> [Set exercise]: In the listing below, locate the lines that hold the string "Sonata". Copy those lines.

> [Supplied data]:
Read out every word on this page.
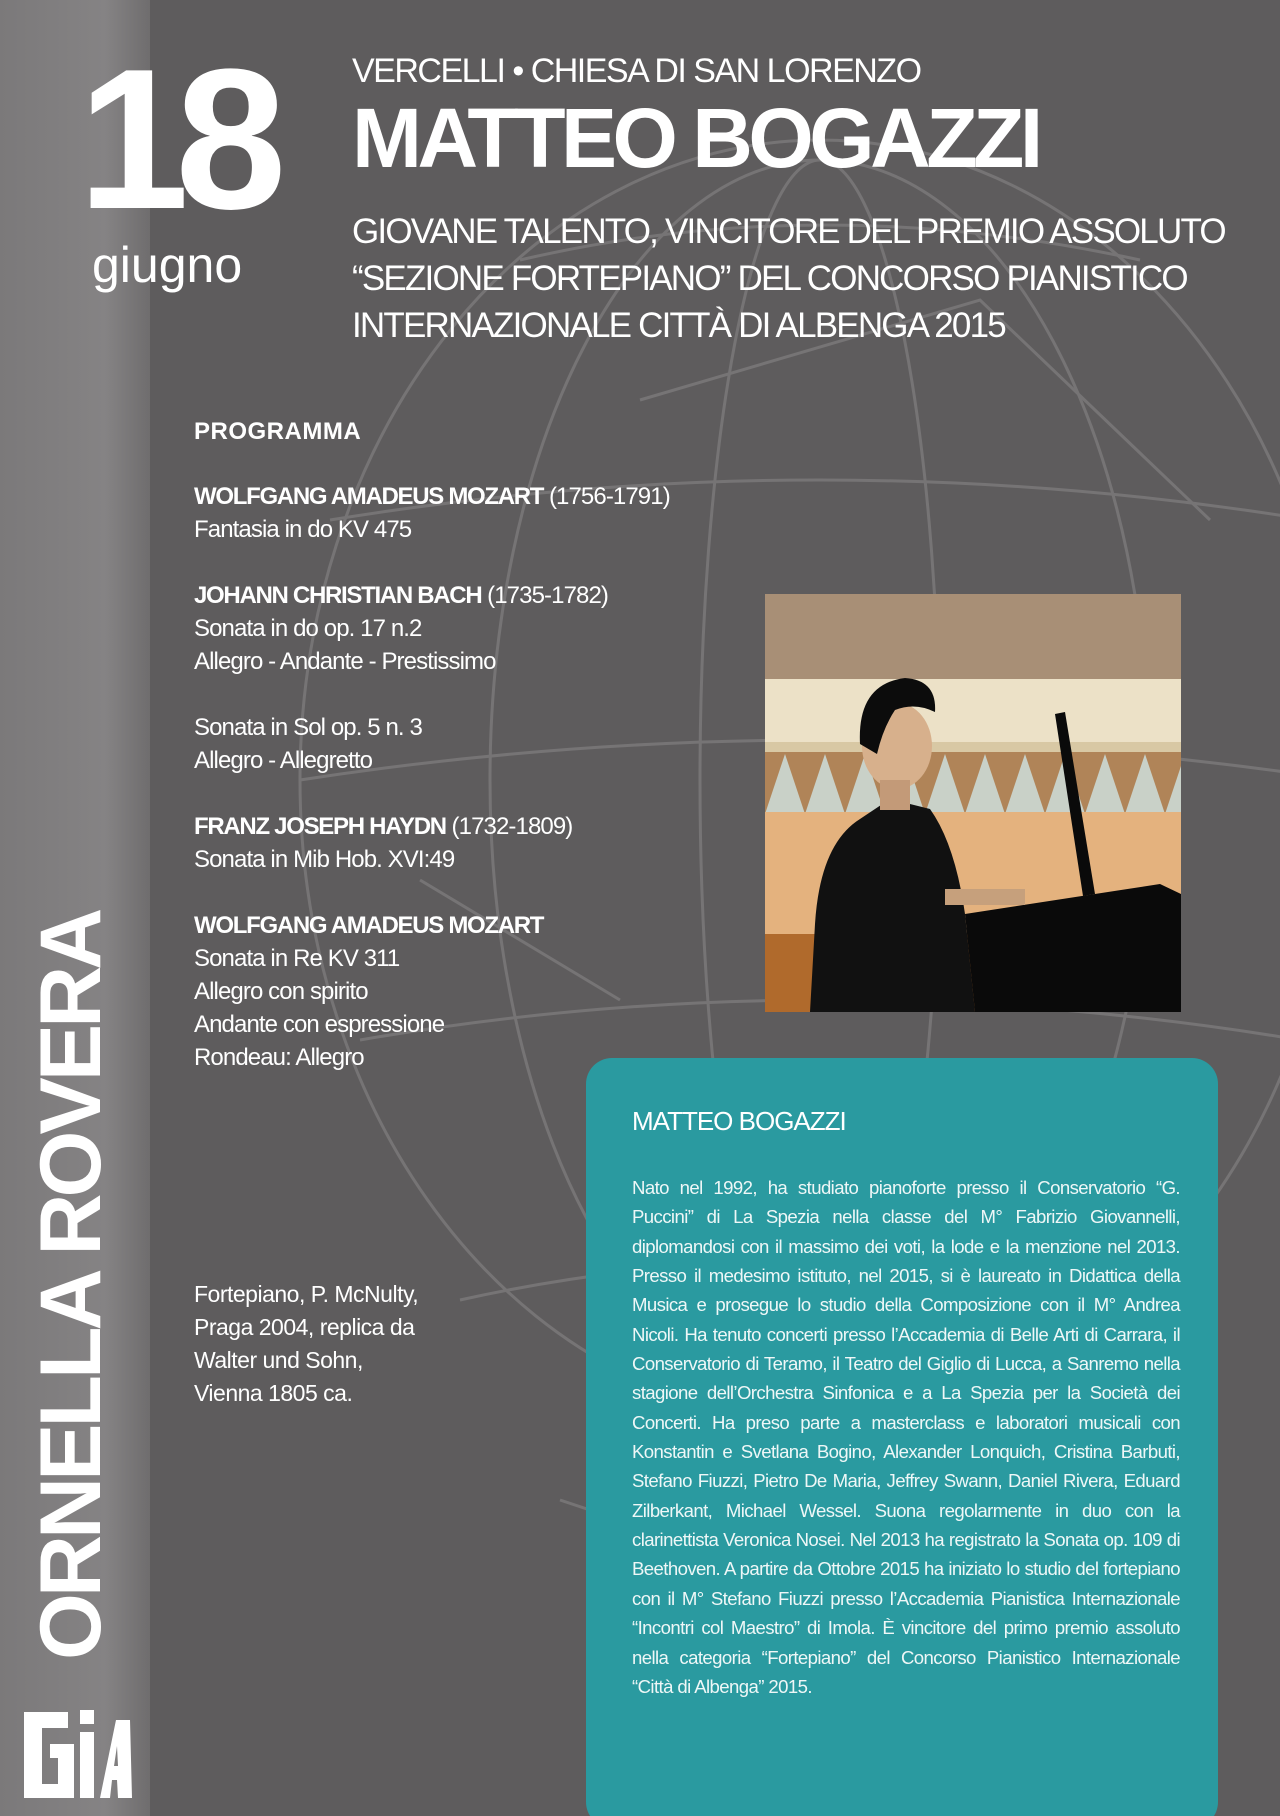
18
giugno
ORNELLA ROVERA
VERCELLI • CHIESA DI SAN LORENZO
MATTEO BOGAZZI
GIOVANE TALENTO, VINCITORE DEL PREMIO ASSOLUTO
“SEZIONE FORTEPIANO” DEL CONCORSO PIANISTICO
INTERNAZIONALE CITTÀ DI ALBENGA 2015
PROGRAMMA
WOLFGANG AMADEUS MOZART (1756-1791)
Fantasia in do KV 475
JOHANN CHRISTIAN BACH (1735-1782)
Sonata in do op. 17 n.2
Allegro - Andante - Prestissimo
Sonata in Sol op. 5 n. 3
Allegro - Allegretto
FRANZ JOSEPH HAYDN (1732-1809)
Sonata in Mib Hob. XVI:49
WOLFGANG AMADEUS MOZART
Sonata in Re KV 311
Allegro con spirito
Andante con espressione
Rondeau: Allegro
Fortepiano, P. McNulty,
Praga 2004, replica da
Walter und Sohn,
Vienna 1805 ca.
MATTEO BOGAZZI
Nato nel 1992, ha studiato pianoforte presso il Conservatorio “G. Puccini” di La Spezia nella classe del M° Fabrizio Giovannelli, diplomandosi con il massimo dei voti, la lode e la menzione nel 2013. Presso il medesimo istituto, nel 2015, si è laureato in Didattica della Musica e prosegue lo studio della Composizione con il M° Andrea Nicoli. Ha tenuto concerti presso l’Accademia di Belle Arti di Carrara, il Conservatorio di Teramo, il Teatro del Giglio di Lucca, a Sanremo nella stagione dell’Orchestra Sinfonica e a La Spezia per la Società dei Concerti. Ha preso parte a masterclass e laboratori musicali con Konstantin e Svetlana Bogino, Alexander Lonquich, Cristina Barbuti, Stefano Fiuzzi, Pietro De Maria, Jeffrey Swann, Daniel Rivera, Eduard Zilberkant, Michael Wessel. Suona regolarmente in duo con la clarinettista Veronica Nosei. Nel 2013 ha registrato la Sonata op. 109 di Beethoven. A partire da Ottobre 2015 ha iniziato lo studio del fortepiano con il M° Stefano Fiuzzi presso l’Accademia Pianistica Internazionale “Incontri col Maestro” di Imola. È vincitore del primo premio assoluto nella categoria “Fortepiano” del Concorso Pianistico Internazionale “Città di Albenga” 2015.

> [Exercise response]:
Sonata in do op. 17 n.2
Sonata in Sol op. 5 n. 3
Sonata in Mib Hob. XVI:49
Sonata in Re KV 311
Nato nel 1992, ha studiato pianoforte presso il Conservatorio “G. Puccini” di La Spezia nella classe del M° Fabrizio Giovannelli, diplomandosi con il massimo dei voti, la lode e la menzione nel 2013. Presso il medesimo istituto, nel 2015, si è laureato in Didattica della Musica e prosegue lo studio della Composizione con il M° Andrea Nicoli. Ha tenuto concerti presso l’Accademia di Belle Arti di Carrara, il Conservatorio di Teramo, il Teatro del Giglio di Lucca, a Sanremo nella stagione dell’Orchestra Sinfonica e a La Spezia per la Società dei Concerti. Ha preso parte a masterclass e laboratori musicali con Konstantin e Svetlana Bogino, Alexander Lonquich, Cristina Barbuti, Stefano Fiuzzi, Pietro De Maria, Jeffrey Swann, Daniel Rivera, Eduard Zilberkant, Michael Wessel. Suona regolarmente in duo con la clarinettista Veronica Nosei. Nel 2013 ha registrato la Sonata op. 109 di Beethoven. A partire da Ottobre 2015 ha iniziato lo studio del fortepiano con il M° Stefano Fiuzzi presso l’Accademia Pianistica Internazionale “Incontri col Maestro” di Imola. È vincitore del primo premio assoluto nella categoria “Fortepiano” del Concorso Pianistico Internazionale “Città di Albenga” 2015.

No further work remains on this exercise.